### Consigna 1
Según el fragmento sobre el golpe de 1930, ¿qué porcentaje de los votos obtuvo Hipólito Yrigoyen al ser elegido en 1928?
### Consigna 2
Transcribe sin ningún cambio las entradas desde su comienzo hasta la línea que contiene "legend-entry-label: CuATPC —", con ambos extremos incluidos.

### Fragmento para leer
------------

El 6 setiembre de 1930, general José Félix Uriburu lideró el primer golpe de Estado de la historia contemporánea argentina y dio inicio a un largo ciclo de inestabilidad política cuyas sombras se extendieron hasta principios de la década de 1990, cuando fue desbaratado el último levantamiento militar “carapintada”.
El derrocamiento del presidente Hipólito Yrigoyen, elegido en 1928 con más del 57 por ciento de los votos, fue sencillo. Bastó la movilización de 600 cadetes y oficiales del Colegio Militar de la Nación y un destacamento de la Escuela de Comunicaciones de El Palomar. Yrigoyen y su vicepresidente –el ex gobernador radical de Córdoba Enrique Martínez– fueron obligados a renunciar. Pero, tras la aparente simplicidad del operativo, subyacían vastos apoyos civiles.
Para un amplio abanico de fuerzas identificadas con un conservadurismo liberal, el gobierno era la expresión de los vicios de la democracia: el caudillismo, el favoritismo político, el uso del presupuesto para fines partidarios y la demagogia.
El editorial del diario La Nación del 7 de septiembre definía la jornada de la víspera como una epopeya y –anticipándose al juicio de los historiadores– señalaba que sería recordada como uno de los momentos de “mayor comunión espiritual entre el pueblo y su Ejército”. En contraste, la noche anterior, los golpistas habían incendiado el diario radical La Época y saqueado el filo-radical diario La Calle .
En Córdoba, el 8 de septiembre, fue detenido por su posición antigolpista el entonces director de La Voz del Interior, José Carceglia. El mismo 6 de septiembre, este diario sostenía en su portada, invirtiendo una famosa frase de Leopoldo Lugones, que “no había llegado la hora de la espada” y calificaba con sorna de “militarotes brutos” a los golpistas que volteaban gobiernos en América latina.
Una segunda fuerza que promovió decididamente el golpe fueron los nacionalistas. Para ellos, el quid de la cuestión era otro: no se trataba sólo de sacarlo a Yrigoyen, sino de cambiar el régimen institucional.
dmiradores de la España del dictador Miguel Primo de Rivera, de la Italia de Benito Mussolini y de la extrema derecha francesa referenciada en el pensador Charles Maurras, desconfiaban de los políticos, el Parlamento y el sufragio universal.

------------

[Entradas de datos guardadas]
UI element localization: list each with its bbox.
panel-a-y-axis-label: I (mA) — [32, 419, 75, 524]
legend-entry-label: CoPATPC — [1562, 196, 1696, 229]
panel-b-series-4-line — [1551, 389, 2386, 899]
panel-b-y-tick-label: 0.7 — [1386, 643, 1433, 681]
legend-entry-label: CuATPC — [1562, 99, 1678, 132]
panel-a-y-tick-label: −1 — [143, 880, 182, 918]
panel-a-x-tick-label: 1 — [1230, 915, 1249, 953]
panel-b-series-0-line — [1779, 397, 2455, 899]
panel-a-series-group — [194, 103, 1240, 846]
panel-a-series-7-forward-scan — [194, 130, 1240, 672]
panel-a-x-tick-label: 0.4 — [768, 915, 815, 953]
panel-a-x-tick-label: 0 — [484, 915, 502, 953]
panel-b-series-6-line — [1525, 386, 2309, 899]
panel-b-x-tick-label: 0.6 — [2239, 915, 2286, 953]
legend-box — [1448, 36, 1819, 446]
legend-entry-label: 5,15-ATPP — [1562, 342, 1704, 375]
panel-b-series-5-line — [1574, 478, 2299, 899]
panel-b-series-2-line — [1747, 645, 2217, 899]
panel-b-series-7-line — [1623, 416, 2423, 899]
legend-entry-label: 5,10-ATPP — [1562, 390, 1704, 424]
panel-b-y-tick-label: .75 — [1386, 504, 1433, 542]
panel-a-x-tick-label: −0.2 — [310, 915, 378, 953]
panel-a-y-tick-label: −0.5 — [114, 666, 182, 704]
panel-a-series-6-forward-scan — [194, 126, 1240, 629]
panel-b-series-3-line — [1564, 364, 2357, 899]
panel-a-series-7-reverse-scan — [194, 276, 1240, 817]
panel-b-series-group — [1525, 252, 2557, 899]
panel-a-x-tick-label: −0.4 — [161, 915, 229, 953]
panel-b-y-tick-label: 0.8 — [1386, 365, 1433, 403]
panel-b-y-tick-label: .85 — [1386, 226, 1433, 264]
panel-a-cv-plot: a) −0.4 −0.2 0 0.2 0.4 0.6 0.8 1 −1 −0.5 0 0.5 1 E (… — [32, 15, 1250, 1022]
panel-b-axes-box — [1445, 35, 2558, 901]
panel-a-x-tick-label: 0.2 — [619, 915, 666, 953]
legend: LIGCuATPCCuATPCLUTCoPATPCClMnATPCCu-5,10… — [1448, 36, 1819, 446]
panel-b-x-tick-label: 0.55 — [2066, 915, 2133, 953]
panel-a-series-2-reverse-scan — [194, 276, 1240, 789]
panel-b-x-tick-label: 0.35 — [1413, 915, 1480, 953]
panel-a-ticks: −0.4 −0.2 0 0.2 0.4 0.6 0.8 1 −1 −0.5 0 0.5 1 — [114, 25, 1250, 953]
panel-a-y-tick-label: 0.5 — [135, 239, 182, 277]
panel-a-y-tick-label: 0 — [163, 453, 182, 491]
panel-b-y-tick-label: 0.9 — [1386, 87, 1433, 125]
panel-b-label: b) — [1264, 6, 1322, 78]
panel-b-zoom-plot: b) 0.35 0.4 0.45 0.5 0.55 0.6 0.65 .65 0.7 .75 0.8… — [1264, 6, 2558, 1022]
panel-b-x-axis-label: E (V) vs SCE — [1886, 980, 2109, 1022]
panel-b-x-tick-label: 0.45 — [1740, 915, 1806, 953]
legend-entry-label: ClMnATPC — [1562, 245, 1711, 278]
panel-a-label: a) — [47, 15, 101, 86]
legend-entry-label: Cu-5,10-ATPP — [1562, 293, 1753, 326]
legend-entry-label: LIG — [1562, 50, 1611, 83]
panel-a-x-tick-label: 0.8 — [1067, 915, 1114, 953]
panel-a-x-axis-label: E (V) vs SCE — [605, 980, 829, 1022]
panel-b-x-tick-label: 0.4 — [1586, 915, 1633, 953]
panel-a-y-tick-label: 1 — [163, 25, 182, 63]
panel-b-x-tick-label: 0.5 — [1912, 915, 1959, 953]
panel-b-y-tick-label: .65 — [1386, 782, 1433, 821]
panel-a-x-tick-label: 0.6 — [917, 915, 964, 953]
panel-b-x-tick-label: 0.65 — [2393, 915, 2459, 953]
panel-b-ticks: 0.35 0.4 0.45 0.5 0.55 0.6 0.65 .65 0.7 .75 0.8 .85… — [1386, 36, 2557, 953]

------------

### Respuesta del ejercicio 1
Obtuvo más del 57 por ciento de los votos.

### Respuesta del ejercicio 2
UI element localization: list each with its bbox.
panel-a-y-axis-label: I (mA) — [32, 419, 75, 524]
legend-entry-label: CoPATPC — [1562, 196, 1696, 229]
panel-b-series-4-line — [1551, 389, 2386, 899]
panel-b-y-tick-label: 0.7 — [1386, 643, 1433, 681]
legend-entry-label: CuATPC — [1562, 99, 1678, 132]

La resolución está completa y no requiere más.